▸ Aim: Every line that includes the word "콘텐츠의" is to be listed.

Records about charts and figures

▬▬▬

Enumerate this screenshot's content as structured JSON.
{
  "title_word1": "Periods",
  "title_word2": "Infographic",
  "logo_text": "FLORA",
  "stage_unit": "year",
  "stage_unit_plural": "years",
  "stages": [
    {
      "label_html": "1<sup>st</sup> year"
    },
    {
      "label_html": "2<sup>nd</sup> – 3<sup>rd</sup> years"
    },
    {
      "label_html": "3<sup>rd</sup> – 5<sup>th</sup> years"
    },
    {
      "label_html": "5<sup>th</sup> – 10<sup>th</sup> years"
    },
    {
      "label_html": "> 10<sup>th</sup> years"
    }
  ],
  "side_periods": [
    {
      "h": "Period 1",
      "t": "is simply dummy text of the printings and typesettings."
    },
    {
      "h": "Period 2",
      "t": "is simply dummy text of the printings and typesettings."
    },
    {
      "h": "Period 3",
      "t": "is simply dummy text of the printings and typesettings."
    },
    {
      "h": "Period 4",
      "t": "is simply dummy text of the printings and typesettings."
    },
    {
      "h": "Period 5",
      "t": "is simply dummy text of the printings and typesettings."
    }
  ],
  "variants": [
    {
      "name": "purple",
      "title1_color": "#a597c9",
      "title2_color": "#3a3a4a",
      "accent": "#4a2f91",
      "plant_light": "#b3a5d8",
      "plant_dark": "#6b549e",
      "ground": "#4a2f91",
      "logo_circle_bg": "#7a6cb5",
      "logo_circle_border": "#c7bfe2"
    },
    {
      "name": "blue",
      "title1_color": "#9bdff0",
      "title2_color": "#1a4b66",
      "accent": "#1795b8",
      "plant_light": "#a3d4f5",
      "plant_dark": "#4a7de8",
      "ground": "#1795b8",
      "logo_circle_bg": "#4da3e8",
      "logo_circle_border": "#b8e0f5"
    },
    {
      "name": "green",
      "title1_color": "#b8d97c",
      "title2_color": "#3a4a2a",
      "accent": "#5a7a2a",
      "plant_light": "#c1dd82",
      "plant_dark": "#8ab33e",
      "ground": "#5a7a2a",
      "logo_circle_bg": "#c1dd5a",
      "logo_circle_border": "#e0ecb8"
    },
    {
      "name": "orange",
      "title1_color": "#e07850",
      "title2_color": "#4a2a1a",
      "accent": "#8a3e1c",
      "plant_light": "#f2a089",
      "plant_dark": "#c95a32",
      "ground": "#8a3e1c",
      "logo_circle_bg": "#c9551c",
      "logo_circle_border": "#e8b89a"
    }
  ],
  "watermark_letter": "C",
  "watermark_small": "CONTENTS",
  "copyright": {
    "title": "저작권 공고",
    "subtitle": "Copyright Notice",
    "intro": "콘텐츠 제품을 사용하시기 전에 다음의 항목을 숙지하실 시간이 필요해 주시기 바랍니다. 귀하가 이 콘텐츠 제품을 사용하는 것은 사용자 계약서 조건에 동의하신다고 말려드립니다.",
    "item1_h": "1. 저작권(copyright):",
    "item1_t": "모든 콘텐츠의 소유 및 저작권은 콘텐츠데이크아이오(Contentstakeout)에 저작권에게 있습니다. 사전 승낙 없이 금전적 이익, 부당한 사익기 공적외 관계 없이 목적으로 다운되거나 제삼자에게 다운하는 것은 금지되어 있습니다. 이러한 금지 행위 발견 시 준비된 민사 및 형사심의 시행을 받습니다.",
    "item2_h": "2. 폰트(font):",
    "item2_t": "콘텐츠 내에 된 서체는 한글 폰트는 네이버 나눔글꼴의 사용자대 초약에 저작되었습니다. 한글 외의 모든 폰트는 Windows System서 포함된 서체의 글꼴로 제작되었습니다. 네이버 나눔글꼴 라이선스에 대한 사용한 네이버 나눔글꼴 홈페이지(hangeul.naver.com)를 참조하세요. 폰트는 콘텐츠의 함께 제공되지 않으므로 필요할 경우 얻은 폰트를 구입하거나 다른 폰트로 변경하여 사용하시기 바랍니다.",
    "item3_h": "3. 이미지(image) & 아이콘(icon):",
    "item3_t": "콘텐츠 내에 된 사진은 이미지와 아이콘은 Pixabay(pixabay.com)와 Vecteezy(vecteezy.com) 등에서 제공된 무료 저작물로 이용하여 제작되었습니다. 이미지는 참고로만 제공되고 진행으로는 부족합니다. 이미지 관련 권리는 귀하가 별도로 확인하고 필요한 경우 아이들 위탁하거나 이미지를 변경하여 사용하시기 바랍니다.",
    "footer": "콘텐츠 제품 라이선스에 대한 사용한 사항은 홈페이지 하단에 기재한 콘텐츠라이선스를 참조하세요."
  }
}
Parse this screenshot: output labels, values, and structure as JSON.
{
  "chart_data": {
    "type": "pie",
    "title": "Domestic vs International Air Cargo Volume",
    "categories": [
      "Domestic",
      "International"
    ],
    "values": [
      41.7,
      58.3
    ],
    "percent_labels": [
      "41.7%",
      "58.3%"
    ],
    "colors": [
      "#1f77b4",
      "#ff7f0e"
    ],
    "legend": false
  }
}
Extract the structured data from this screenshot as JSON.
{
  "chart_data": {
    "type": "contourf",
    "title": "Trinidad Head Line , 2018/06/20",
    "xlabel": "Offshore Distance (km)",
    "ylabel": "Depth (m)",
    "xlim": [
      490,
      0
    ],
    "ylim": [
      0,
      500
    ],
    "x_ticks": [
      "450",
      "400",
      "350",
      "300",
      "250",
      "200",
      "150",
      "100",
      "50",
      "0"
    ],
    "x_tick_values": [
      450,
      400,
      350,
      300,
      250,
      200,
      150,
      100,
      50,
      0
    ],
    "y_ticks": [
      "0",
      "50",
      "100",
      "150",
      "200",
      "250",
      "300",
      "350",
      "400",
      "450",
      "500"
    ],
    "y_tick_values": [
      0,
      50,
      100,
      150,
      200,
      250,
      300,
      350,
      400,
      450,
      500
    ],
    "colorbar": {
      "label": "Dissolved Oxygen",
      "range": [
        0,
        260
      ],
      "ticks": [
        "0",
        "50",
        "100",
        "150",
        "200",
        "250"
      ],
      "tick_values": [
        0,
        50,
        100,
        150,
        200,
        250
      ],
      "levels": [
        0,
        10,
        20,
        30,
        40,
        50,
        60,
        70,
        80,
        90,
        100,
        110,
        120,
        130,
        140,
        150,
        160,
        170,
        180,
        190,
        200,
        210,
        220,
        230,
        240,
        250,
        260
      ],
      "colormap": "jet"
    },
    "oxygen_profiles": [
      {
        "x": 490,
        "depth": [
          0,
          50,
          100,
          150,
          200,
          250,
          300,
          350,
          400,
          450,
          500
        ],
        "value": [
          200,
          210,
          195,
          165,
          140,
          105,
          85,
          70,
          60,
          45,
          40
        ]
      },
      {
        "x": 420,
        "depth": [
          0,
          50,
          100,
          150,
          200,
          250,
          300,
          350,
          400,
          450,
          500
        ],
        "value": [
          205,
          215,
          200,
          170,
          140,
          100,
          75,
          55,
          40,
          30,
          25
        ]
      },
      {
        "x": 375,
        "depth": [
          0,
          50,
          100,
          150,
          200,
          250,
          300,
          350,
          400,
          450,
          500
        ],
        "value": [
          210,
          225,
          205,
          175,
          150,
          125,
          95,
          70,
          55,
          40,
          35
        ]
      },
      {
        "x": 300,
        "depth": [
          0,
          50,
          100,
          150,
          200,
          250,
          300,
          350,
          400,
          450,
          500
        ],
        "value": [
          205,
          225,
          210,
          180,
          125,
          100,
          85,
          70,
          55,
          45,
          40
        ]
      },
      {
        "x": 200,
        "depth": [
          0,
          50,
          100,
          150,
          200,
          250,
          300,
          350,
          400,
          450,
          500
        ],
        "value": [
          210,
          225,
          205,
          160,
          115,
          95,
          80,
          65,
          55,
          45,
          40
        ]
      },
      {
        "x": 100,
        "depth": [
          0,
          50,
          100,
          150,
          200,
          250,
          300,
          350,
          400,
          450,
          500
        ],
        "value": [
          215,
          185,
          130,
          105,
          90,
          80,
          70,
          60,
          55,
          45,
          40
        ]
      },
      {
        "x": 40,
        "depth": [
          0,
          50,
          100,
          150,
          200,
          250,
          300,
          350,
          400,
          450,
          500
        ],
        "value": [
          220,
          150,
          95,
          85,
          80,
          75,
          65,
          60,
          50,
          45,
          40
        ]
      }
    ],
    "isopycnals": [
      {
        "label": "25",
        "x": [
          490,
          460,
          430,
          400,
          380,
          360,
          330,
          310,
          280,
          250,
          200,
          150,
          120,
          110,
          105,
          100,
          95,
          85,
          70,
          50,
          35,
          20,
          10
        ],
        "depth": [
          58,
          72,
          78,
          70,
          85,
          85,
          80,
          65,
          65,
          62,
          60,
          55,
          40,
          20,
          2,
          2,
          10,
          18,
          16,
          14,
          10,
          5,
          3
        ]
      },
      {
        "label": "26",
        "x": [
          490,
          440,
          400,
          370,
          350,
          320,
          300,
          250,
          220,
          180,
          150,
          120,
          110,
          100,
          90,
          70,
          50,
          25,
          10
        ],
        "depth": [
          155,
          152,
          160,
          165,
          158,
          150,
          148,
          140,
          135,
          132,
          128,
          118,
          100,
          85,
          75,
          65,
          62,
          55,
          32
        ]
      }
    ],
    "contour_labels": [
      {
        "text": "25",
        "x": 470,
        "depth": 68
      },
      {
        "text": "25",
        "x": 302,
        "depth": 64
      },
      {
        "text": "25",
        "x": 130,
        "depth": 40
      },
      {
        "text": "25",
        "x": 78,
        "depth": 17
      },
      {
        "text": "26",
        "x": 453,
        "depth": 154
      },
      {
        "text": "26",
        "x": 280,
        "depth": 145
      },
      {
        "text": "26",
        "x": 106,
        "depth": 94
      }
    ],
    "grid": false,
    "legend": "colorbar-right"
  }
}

▬▬▬

▸ The reply:
    "item1_t": "모든 콘텐츠의 소유 및 저작권은 콘텐츠데이크아이오(Contentstakeout)에 저작권에게 있습니다. 사전 승낙 없이 금전적 이익, 부당한 사익기 공적외 관계 없이 목적으로 다운되거나 제삼자에게 다운하는 것은 금지되어 있습니다. 이러한 금지 행위 발견 시 준비된 민사 및 형사심의 시행을 받습니다.",
    "item2_t": "콘텐츠 내에 된 서체는 한글 폰트는 네이버 나눔글꼴의 사용자대 초약에 저작되었습니다. 한글 외의 모든 폰트는 Windows System서 포함된 서체의 글꼴로 제작되었습니다. 네이버 나눔글꼴 라이선스에 대한 사용한 네이버 나눔글꼴 홈페이지(hangeul.naver.com)를 참조하세요. 폰트는 콘텐츠의 함께 제공되지 않으므로 필요할 경우 얻은 폰트를 구입하거나 다른 폰트로 변경하여 사용하시기 바랍니다.",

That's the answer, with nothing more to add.